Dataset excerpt
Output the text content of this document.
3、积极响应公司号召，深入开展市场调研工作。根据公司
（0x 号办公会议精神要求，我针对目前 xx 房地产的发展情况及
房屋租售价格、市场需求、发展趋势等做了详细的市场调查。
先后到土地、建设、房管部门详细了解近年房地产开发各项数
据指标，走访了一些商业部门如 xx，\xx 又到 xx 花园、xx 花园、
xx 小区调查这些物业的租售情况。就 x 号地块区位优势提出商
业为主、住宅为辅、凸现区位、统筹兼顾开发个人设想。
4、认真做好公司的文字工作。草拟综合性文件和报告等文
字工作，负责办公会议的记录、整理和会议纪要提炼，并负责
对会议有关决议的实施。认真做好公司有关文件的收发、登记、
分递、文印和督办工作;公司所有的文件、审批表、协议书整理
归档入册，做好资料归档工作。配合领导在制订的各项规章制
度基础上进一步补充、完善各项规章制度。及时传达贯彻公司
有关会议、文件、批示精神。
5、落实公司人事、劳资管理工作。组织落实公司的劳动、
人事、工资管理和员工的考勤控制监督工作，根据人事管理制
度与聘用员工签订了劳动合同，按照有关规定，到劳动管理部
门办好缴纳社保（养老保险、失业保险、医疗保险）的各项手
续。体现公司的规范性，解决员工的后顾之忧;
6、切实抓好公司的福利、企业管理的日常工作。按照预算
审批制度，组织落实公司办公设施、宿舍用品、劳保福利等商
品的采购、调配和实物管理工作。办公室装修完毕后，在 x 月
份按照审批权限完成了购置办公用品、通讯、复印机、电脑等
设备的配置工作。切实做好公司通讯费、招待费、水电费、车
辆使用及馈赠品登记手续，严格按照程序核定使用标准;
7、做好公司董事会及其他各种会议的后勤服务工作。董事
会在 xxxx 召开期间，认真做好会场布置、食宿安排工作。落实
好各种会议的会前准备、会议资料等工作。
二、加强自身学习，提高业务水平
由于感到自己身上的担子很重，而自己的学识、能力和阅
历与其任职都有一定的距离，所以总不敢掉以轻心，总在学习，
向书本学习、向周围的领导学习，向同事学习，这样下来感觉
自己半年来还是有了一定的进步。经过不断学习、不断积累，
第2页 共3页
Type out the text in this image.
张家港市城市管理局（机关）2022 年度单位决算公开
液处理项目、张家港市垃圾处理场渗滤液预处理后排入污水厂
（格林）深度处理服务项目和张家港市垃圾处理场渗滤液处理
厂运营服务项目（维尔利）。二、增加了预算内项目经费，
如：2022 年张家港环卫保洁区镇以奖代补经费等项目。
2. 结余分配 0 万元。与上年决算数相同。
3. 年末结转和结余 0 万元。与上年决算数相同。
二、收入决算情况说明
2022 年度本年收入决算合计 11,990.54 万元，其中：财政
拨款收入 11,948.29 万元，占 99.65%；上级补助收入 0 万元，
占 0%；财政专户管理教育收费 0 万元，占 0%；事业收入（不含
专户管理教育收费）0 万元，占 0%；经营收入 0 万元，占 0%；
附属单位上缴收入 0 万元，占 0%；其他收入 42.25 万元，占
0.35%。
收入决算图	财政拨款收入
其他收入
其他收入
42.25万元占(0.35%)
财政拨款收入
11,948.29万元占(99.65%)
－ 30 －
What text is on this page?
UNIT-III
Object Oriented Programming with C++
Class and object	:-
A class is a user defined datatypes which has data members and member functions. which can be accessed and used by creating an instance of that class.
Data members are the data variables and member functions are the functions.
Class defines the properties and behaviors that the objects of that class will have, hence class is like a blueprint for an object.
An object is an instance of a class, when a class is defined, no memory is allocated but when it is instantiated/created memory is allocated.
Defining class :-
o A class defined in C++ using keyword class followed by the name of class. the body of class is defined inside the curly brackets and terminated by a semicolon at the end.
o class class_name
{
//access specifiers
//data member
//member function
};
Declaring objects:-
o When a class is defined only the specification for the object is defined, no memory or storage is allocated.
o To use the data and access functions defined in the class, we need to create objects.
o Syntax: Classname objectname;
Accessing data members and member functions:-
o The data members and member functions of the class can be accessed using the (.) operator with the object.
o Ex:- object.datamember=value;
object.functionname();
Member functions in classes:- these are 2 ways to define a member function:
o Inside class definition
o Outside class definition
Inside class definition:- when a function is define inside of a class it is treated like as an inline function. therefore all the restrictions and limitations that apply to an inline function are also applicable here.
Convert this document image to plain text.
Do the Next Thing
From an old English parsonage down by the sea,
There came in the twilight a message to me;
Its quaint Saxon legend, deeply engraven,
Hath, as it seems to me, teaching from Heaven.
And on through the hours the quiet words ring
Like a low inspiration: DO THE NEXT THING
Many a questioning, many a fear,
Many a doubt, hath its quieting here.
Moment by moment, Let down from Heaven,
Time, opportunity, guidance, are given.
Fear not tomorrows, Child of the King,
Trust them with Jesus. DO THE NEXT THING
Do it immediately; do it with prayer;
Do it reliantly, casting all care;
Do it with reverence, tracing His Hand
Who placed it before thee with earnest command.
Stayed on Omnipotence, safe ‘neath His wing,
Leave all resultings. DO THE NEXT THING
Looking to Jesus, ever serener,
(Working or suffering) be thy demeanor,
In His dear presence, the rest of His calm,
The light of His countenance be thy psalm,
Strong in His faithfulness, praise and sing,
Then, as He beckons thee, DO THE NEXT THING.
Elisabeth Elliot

EXERCISE INSTRUCTIONS
Only the lines from the one that contains "Convert this document image to plain text." through the last line should be repeated, each exactly as it stands, with both ends included.

RESULT OF THIS TASK
Convert this document image to plain text.
Do the Next Thing
From an old English parsonage down by the sea,
There came in the twilight a message to me;
Its quaint Saxon legend, deeply engraven,
Hath, as it seems to me, teaching from Heaven.
And on through the hours the quiet words ring
Like a low inspiration: DO THE NEXT THING
Many a questioning, many a fear,
Many a doubt, hath its quieting here.
Moment by moment, Let down from Heaven,
Time, opportunity, guidance, are given.
Fear not tomorrows, Child of the King,
Trust them with Jesus. DO THE NEXT THING
Do it immediately; do it with prayer;
Do it reliantly, casting all care;
Do it with reverence, tracing His Hand
Who placed it before thee with earnest command.
Stayed on Omnipotence, safe ‘neath His wing,
Leave all resultings. DO THE NEXT THING
Looking to Jesus, ever serener,
(Working or suffering) be thy demeanor,
In His dear presence, the rest of His calm,
The light of His countenance be thy psalm,
Strong in His faithfulness, praise and sing,
Then, as He beckons thee, DO THE NEXT THING.
Elisabeth Elliot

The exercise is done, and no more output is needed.